CHALLENGE: Check each line of the material below, and copy it if it holds the string "Bloc".

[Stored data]
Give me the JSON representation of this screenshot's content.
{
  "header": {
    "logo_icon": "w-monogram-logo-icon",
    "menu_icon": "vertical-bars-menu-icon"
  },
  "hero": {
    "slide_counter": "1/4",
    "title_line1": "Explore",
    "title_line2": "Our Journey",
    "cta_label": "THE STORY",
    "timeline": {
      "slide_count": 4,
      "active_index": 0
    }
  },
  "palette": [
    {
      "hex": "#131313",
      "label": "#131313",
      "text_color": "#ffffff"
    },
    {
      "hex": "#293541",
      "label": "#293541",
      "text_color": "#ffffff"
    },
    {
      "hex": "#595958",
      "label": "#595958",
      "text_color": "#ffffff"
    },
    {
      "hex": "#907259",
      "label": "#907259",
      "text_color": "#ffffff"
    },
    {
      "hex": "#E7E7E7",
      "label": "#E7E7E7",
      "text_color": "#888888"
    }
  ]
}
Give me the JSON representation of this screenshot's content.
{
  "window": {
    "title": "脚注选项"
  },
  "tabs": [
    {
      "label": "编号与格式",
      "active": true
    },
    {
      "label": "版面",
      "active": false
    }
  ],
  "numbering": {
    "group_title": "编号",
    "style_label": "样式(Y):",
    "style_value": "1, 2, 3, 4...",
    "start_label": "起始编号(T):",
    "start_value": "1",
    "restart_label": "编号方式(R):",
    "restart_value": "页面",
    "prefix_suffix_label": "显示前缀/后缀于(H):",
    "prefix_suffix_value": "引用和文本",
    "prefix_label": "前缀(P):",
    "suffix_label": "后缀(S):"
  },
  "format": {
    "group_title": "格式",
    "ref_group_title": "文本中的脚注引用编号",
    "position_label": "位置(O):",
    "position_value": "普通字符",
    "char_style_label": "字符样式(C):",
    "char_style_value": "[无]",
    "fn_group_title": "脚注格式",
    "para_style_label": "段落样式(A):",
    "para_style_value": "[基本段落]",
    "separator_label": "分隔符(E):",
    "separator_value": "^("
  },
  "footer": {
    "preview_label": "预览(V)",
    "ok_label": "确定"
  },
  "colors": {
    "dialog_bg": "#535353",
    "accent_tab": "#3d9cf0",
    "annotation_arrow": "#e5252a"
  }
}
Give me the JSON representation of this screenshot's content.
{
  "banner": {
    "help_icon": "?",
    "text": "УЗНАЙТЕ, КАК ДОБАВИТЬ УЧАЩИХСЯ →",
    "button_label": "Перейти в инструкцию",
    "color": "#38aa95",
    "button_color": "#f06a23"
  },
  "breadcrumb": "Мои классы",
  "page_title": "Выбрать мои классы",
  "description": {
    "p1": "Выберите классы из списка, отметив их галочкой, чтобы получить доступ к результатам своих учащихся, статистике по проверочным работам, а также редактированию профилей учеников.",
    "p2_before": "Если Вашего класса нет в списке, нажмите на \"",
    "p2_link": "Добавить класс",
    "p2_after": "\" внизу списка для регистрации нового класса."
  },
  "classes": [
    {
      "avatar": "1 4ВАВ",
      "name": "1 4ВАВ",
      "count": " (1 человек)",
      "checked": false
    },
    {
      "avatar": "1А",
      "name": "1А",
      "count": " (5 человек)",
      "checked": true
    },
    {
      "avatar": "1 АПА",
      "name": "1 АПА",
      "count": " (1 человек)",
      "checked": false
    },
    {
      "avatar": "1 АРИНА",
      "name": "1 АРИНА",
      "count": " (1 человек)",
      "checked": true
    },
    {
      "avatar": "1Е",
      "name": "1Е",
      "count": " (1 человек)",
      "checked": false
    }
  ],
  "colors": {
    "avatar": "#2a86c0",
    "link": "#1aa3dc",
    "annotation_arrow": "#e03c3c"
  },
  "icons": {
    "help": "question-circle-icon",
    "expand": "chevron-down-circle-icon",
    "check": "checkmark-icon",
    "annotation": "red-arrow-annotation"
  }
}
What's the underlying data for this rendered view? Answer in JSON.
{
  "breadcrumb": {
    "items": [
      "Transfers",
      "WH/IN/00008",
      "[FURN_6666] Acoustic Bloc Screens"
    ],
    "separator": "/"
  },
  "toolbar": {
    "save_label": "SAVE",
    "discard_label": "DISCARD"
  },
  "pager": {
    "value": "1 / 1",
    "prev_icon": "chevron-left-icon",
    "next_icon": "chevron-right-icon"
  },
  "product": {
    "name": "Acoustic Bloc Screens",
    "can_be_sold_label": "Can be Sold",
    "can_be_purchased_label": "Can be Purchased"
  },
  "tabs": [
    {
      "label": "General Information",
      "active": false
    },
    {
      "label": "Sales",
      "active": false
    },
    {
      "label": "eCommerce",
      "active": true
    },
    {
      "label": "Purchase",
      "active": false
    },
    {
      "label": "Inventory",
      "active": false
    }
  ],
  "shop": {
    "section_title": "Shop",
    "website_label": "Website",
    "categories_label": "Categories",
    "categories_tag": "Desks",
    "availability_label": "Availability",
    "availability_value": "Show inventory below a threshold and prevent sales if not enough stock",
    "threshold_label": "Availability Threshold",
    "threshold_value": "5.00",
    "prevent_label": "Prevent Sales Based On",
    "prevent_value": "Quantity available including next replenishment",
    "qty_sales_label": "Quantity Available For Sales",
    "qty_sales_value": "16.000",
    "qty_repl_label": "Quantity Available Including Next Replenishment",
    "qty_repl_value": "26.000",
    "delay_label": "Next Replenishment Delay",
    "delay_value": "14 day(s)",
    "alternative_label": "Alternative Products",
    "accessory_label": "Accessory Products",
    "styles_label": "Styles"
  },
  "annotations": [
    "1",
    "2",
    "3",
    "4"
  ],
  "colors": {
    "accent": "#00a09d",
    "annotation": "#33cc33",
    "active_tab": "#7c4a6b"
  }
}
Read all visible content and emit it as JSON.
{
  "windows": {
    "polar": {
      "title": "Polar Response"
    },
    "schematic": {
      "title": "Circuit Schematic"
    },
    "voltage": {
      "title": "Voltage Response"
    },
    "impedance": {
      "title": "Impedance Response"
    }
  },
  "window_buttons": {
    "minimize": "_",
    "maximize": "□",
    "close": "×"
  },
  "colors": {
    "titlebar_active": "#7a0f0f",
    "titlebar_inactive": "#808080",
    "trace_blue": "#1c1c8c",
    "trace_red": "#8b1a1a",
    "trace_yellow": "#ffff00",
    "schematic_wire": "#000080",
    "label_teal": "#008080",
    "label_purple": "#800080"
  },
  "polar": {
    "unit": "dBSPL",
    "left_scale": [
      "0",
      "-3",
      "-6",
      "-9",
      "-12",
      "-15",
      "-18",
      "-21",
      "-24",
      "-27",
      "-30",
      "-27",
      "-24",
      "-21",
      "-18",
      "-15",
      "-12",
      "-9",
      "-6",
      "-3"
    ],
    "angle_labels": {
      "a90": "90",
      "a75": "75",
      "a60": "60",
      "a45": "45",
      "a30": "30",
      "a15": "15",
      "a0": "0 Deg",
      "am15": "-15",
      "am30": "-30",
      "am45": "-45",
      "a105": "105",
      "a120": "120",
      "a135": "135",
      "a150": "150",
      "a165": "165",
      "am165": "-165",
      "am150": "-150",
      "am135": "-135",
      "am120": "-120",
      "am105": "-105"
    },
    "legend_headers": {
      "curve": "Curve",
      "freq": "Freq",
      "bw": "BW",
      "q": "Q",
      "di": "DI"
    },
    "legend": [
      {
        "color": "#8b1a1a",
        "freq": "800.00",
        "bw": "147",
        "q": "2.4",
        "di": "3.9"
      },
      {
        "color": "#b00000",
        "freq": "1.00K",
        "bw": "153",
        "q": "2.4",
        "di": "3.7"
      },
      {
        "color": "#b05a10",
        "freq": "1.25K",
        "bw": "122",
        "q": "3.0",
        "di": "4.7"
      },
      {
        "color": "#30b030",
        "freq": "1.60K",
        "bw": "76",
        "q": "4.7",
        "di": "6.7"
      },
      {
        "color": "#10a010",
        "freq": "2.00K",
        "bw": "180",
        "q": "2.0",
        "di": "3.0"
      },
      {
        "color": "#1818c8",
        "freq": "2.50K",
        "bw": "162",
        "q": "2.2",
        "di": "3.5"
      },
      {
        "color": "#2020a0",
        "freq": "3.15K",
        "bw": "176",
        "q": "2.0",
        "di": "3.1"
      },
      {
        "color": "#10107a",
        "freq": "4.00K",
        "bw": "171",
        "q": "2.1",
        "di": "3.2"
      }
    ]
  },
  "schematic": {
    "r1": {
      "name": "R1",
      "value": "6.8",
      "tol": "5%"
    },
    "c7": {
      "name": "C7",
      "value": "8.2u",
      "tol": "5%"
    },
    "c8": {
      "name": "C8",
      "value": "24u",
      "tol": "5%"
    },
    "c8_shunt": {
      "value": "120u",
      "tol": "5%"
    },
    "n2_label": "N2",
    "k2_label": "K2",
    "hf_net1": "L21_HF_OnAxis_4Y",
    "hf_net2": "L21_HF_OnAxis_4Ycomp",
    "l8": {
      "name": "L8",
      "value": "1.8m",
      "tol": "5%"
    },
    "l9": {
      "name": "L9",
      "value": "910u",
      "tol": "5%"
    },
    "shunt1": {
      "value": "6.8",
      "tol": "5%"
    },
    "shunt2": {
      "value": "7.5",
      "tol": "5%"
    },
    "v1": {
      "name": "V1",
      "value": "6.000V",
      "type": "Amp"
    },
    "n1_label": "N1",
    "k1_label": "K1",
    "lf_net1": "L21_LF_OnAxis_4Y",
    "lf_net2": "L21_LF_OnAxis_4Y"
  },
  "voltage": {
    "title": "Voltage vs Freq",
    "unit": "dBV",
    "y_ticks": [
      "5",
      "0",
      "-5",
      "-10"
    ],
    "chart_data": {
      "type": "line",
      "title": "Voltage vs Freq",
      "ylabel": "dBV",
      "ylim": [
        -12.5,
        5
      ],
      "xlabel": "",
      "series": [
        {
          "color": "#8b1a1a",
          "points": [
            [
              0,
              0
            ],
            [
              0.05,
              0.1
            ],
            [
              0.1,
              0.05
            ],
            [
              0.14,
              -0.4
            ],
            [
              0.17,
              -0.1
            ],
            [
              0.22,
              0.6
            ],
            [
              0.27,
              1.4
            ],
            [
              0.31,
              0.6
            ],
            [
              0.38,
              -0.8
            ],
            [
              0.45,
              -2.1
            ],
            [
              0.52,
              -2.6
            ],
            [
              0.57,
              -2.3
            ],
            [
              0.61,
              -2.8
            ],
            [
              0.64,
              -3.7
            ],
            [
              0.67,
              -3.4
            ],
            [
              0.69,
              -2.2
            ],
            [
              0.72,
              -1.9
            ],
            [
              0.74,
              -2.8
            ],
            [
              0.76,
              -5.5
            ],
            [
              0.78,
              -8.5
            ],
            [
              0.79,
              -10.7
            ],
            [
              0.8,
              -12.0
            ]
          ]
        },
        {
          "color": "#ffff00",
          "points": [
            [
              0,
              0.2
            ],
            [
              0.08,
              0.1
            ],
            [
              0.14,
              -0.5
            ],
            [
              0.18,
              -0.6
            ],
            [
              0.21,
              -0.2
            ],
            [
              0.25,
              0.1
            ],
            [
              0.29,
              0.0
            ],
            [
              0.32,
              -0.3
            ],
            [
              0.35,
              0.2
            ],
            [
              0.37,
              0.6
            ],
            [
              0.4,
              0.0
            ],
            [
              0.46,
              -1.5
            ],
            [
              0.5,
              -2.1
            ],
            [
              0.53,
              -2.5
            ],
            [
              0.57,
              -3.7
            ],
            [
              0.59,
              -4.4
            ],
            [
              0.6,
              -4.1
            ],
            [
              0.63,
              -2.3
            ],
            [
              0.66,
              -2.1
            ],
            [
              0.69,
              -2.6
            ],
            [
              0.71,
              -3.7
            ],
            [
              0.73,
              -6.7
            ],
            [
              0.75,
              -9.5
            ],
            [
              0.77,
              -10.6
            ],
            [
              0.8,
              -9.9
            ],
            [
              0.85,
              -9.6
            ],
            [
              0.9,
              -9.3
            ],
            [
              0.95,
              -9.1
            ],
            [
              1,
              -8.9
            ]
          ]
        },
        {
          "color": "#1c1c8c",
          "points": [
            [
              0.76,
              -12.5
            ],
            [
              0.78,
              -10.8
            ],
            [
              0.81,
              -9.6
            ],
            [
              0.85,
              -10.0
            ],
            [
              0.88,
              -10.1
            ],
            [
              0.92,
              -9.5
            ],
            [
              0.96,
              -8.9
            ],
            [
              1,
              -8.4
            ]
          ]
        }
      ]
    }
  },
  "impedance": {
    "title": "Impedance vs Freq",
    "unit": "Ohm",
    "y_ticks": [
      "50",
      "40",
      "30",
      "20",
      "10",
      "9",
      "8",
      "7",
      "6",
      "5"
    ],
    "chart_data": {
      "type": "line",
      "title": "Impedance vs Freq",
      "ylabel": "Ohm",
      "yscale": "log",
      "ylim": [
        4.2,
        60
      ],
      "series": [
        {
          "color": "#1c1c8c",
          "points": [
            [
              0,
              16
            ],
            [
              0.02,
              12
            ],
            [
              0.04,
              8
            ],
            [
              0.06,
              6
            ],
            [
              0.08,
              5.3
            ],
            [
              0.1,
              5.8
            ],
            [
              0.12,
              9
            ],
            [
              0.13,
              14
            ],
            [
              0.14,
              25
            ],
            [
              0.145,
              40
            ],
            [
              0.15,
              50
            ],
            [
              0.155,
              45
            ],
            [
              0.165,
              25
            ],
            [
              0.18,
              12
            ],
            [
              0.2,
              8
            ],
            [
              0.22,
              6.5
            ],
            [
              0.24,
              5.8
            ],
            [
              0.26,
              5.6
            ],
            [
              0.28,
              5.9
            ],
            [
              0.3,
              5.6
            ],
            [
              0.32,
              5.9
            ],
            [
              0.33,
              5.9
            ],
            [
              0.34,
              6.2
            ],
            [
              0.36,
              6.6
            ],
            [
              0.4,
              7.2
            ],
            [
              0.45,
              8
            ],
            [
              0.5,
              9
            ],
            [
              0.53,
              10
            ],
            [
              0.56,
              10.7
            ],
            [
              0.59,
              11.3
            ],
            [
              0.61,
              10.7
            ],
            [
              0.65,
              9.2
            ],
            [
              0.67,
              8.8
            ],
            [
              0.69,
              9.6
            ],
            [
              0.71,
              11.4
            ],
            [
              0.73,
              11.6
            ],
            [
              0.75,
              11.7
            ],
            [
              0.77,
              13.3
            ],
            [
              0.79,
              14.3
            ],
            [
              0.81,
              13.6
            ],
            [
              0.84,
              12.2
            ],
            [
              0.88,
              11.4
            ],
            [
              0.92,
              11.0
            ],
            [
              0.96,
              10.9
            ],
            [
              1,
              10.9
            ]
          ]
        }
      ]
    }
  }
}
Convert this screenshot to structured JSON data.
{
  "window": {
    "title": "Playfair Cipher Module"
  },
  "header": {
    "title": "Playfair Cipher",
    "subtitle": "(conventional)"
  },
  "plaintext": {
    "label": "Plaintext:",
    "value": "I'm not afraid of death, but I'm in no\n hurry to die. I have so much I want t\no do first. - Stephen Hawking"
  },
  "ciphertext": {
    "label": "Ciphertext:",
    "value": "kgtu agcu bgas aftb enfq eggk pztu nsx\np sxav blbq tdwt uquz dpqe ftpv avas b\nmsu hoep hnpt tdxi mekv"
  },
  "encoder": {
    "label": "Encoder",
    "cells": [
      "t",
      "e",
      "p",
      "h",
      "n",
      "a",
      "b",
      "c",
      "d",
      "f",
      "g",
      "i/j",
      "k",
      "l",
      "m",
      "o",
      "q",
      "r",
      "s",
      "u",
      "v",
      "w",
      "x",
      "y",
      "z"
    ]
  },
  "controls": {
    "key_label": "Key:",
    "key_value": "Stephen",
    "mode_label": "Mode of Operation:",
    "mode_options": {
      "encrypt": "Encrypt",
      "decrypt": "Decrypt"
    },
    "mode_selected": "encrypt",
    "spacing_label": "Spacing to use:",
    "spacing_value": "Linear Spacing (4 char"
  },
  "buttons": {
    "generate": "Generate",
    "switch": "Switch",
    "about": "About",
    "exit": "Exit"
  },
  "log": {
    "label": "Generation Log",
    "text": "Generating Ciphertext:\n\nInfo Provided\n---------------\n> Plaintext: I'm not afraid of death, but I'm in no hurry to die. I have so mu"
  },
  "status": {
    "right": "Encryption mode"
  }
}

OUTPUT BELOW:
      "[FURN_6666] Acoustic Bloc Screens"
    "name": "Acoustic Bloc Screens",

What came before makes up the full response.